** Start Data for this task **
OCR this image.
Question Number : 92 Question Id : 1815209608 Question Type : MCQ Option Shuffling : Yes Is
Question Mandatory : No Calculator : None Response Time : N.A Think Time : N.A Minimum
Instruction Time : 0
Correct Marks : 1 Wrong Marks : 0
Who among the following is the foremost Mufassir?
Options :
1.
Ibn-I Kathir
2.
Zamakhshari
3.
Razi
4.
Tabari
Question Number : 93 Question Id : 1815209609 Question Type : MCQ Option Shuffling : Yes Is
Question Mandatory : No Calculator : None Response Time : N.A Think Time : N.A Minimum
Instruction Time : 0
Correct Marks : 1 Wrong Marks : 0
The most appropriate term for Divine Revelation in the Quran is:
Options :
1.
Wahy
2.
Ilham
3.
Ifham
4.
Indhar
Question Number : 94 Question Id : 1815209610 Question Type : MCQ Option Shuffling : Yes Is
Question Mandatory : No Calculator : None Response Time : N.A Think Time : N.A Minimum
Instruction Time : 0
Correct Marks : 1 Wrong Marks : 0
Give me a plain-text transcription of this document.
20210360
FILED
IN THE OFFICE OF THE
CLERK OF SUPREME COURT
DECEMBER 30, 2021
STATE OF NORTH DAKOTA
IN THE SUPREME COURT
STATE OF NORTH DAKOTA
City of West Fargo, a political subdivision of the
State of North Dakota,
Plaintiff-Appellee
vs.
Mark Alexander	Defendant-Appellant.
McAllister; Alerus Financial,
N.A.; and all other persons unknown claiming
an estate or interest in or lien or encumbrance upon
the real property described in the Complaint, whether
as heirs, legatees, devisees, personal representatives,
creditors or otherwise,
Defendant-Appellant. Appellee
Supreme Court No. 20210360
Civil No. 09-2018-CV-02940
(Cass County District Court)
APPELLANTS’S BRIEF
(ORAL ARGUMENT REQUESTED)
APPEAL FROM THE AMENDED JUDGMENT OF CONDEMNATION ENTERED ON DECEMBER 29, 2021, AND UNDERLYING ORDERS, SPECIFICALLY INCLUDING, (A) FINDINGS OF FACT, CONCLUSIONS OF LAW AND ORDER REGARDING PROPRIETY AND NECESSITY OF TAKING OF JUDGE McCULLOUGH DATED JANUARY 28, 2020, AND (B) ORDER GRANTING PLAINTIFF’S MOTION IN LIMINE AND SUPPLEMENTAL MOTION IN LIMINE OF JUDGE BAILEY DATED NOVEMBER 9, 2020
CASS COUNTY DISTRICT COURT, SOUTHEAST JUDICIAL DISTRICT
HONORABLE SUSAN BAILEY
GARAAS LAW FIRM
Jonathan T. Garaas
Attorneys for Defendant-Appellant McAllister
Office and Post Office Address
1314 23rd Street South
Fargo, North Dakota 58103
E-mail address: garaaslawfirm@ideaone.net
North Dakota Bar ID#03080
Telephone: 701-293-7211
** End Data for this task **
** Start Data for this task **
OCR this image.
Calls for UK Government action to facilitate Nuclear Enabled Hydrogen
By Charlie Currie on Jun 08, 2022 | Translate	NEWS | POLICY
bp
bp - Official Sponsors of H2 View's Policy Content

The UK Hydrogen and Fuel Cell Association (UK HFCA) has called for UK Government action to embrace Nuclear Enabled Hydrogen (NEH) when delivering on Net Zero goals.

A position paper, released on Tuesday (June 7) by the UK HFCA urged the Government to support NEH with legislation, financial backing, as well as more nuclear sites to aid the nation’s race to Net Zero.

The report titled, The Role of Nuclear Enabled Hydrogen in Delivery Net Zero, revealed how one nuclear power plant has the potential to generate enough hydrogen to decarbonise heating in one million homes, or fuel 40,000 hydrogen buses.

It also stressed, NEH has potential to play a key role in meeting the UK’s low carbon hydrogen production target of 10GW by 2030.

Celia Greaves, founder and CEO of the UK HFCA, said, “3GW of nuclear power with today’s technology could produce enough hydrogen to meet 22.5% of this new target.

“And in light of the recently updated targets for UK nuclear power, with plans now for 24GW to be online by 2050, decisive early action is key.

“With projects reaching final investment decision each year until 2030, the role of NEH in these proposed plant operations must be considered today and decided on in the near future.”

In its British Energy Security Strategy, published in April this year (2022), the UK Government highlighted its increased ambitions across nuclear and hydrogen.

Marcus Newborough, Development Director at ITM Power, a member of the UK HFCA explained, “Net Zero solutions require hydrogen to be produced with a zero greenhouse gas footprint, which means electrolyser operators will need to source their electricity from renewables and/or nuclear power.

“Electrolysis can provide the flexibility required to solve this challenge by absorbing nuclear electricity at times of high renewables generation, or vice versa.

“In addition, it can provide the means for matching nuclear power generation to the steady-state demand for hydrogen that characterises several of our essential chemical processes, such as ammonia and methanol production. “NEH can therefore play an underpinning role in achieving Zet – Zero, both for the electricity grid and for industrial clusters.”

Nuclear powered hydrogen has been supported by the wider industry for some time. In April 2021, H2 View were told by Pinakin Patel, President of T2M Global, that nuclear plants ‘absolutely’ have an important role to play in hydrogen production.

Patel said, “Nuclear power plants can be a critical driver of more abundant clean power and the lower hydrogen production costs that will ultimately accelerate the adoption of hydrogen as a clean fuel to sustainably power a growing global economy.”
** End Data for this task **
Collect, from the material above, every line containing the word "production".

* _The output_
It also stressed, NEH has potential to play a key role in meeting the UK’s low carbon hydrogen production target of 10GW by 2030.
“In addition, it can provide the means for matching nuclear power generation to the steady-state demand for hydrogen that characterises several of our essential chemical processes, such as ammonia and methanol production. “NEH can therefore play an underpinning role in achieving Zet – Zero, both for the electricity grid and for industrial clusters.”
Nuclear powered hydrogen has been supported by the wider industry for some time. In April 2021, H2 View were told by Pinakin Patel, President of T2M Global, that nuclear plants ‘absolutely’ have an important role to play in hydrogen production.
Patel said, “Nuclear power plants can be a critical driver of more abundant clean power and the lower hydrogen production costs that will ultimately accelerate the adoption of hydrogen as a clean fuel to sustainably power a growing global economy.”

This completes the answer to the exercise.